Write out each line in which the string "JSON" is present.

▸ **INFORMATION PROVIDED**:
- - -

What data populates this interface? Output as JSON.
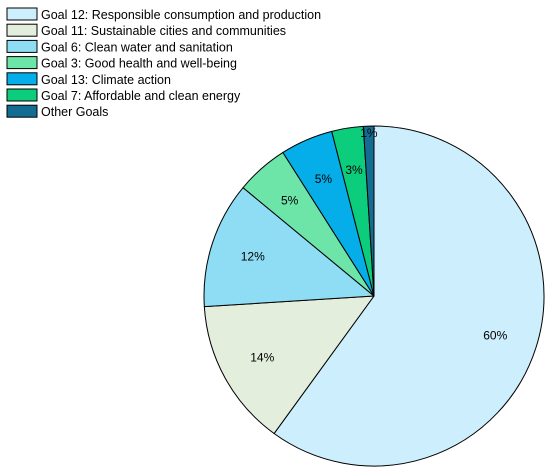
{
  "chart_data": {
    "type": "pie",
    "title": "",
    "legend_position": "top-left",
    "slices": [
      {
        "name": "Goal 12: Responsible consumption and production",
        "value": 60,
        "label": "60%",
        "color": "#cdeefd"
      },
      {
        "name": "Goal 11: Sustainable cities and communities",
        "value": 14,
        "label": "14%",
        "color": "#e3eedc"
      },
      {
        "name": "Goal 6: Clean water and sanitation",
        "value": 12,
        "label": "12%",
        "color": "#8fdcf5"
      },
      {
        "name": "Goal 3: Good health and well-being",
        "value": 5,
        "label": "5%",
        "color": "#6de4a8"
      },
      {
        "name": "Goal 13: Climate action",
        "value": 5,
        "label": "5%",
        "color": "#05aee9"
      },
      {
        "name": "Goal 7: Affordable and clean energy",
        "value": 3,
        "label": "3%",
        "color": "#0ccd7c"
      },
      {
        "name": "Other Goals",
        "value": 1,
        "label": "1%",
        "color": "#136d93"
      }
    ]
  }
}
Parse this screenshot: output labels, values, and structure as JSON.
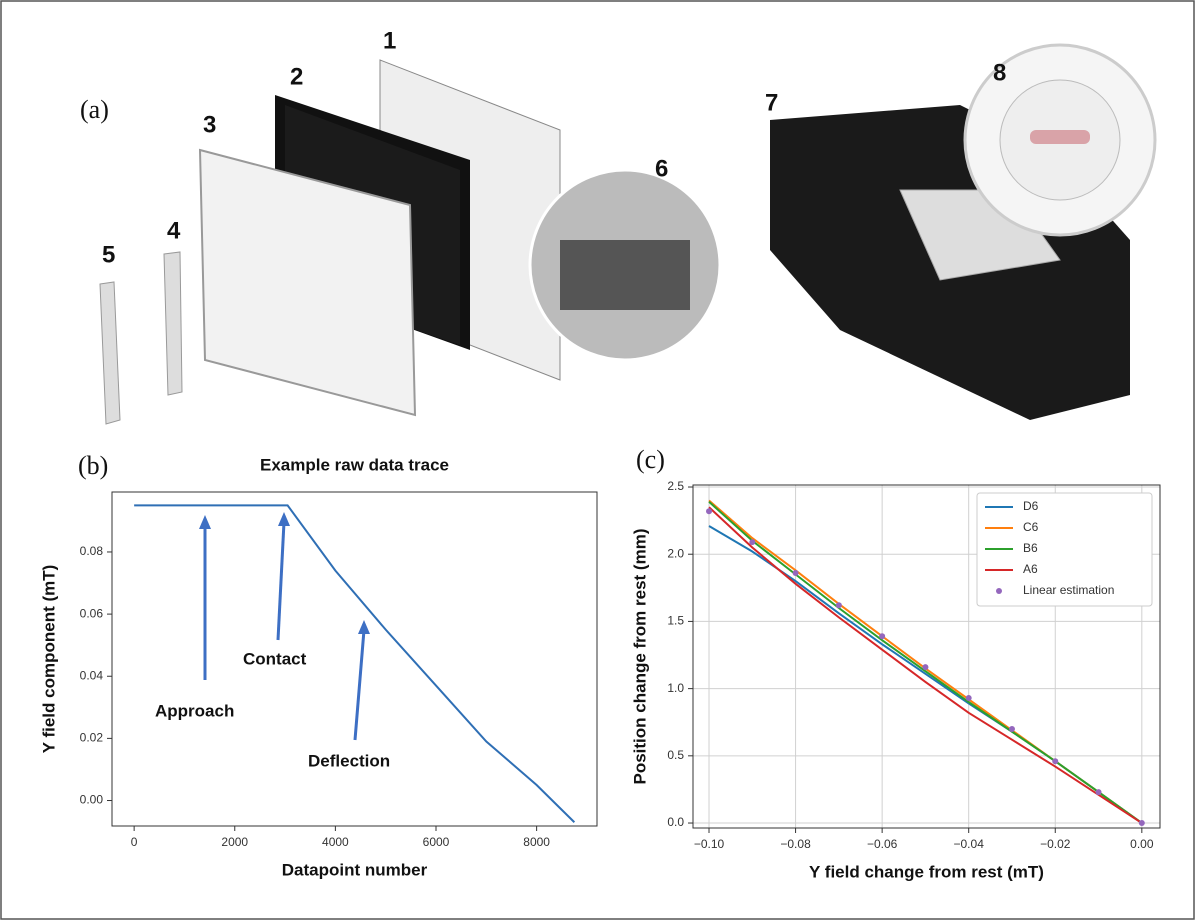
{
  "figure": {
    "panel_labels": [
      "(a)",
      "(b)",
      "(c)"
    ],
    "part_numbers": [
      "1",
      "2",
      "3",
      "4",
      "5",
      "6",
      "7",
      "8"
    ]
  },
  "chart_data": [
    {
      "type": "line",
      "title": "Example raw data trace",
      "x_label": "Datapoint number",
      "y_label": "Y field component (mT)",
      "x": [
        0,
        3050,
        4000,
        5000,
        6000,
        7000,
        8000,
        8750
      ],
      "values": [
        0.095,
        0.095,
        0.074,
        0.055,
        0.037,
        0.019,
        0.005,
        -0.007
      ],
      "color": "#2f6fb5",
      "xlim": [
        -440,
        9200
      ],
      "ylim": [
        -0.0082,
        0.0993
      ],
      "xticks": [
        0,
        2000,
        4000,
        6000,
        8000
      ],
      "yticks": [
        {
          "value": 0,
          "label": "0.00"
        },
        {
          "value": 0.02,
          "label": "0.02"
        },
        {
          "value": 0.04,
          "label": "0.04"
        },
        {
          "value": 0.06,
          "label": "0.06"
        },
        {
          "value": 0.08,
          "label": "0.08"
        }
      ],
      "grid": false,
      "annotations": [
        "Approach",
        "Contact",
        "Deflection"
      ]
    },
    {
      "type": "line",
      "x_label": "Y field change from rest (mT)",
      "y_label": "Position change from rest (mm)",
      "x": [
        -0.1,
        -0.09,
        -0.08,
        -0.07,
        -0.06,
        -0.05,
        -0.04,
        -0.03,
        -0.02,
        -0.01,
        0
      ],
      "series": [
        {
          "name": "D6",
          "color": "#1f77b4",
          "values": [
            2.21,
            2.02,
            1.8,
            1.56,
            1.33,
            1.11,
            0.89,
            0.68,
            0.46,
            0.23,
            0
          ]
        },
        {
          "name": "C6",
          "color": "#ff7f0e",
          "values": [
            2.4,
            2.12,
            1.88,
            1.63,
            1.39,
            1.15,
            0.92,
            0.69,
            0.46,
            0.23,
            0
          ]
        },
        {
          "name": "B6",
          "color": "#2ca02c",
          "values": [
            2.39,
            2.1,
            1.85,
            1.6,
            1.36,
            1.13,
            0.9,
            0.68,
            0.46,
            0.23,
            0
          ]
        },
        {
          "name": "A6",
          "color": "#d62728",
          "values": [
            2.35,
            2.05,
            1.78,
            1.53,
            1.29,
            1.05,
            0.82,
            0.62,
            0.42,
            0.21,
            0
          ]
        },
        {
          "name": "Linear estimation",
          "color": "#9467bd",
          "kind": "scatter",
          "values": [
            2.32,
            2.09,
            1.86,
            1.62,
            1.39,
            1.16,
            0.93,
            0.7,
            0.46,
            0.23,
            0
          ]
        }
      ],
      "xlim": [
        -0.1037,
        0.0042
      ],
      "ylim": [
        -0.037,
        2.515
      ],
      "xticks": [
        {
          "value": -0.1,
          "label": "−0.10"
        },
        {
          "value": -0.08,
          "label": "−0.08"
        },
        {
          "value": -0.06,
          "label": "−0.06"
        },
        {
          "value": -0.04,
          "label": "−0.04"
        },
        {
          "value": -0.02,
          "label": "−0.02"
        },
        {
          "value": 0,
          "label": "0.00"
        }
      ],
      "yticks": [
        {
          "value": 0,
          "label": "0.0"
        },
        {
          "value": 0.5,
          "label": "0.5"
        },
        {
          "value": 1,
          "label": "1.0"
        },
        {
          "value": 1.5,
          "label": "1.5"
        },
        {
          "value": 2,
          "label": "2.0"
        },
        {
          "value": 2.5,
          "label": "2.5"
        }
      ],
      "grid": true,
      "legend": "upper right"
    }
  ]
}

- - -

▸ **EXERCISE RESPONSE**:
What data populates this interface? Output as JSON.
Parse this screenshot: output labels, values, and structure as JSON.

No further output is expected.